SUPPLIED ENTRIES:
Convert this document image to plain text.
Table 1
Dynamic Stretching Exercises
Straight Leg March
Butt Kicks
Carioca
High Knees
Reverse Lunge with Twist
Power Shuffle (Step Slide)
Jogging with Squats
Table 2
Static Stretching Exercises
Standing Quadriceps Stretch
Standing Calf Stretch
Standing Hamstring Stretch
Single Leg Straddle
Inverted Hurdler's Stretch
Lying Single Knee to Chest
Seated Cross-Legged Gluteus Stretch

THE EXERCISE: Restate the listing above word for word.

THE OUTPUT:
Convert this document image to plain text.
Table 1
Dynamic Stretching Exercises
Straight Leg March
Butt Kicks
Carioca
High Knees
Reverse Lunge with Twist
Power Shuffle (Step Slide)
Jogging with Squats
Table 2
Static Stretching Exercises
Standing Quadriceps Stretch
Standing Calf Stretch
Standing Hamstring Stretch
Single Leg Straddle
Inverted Hurdler's Stretch
Lying Single Knee to Chest
Seated Cross-Legged Gluteus Stretch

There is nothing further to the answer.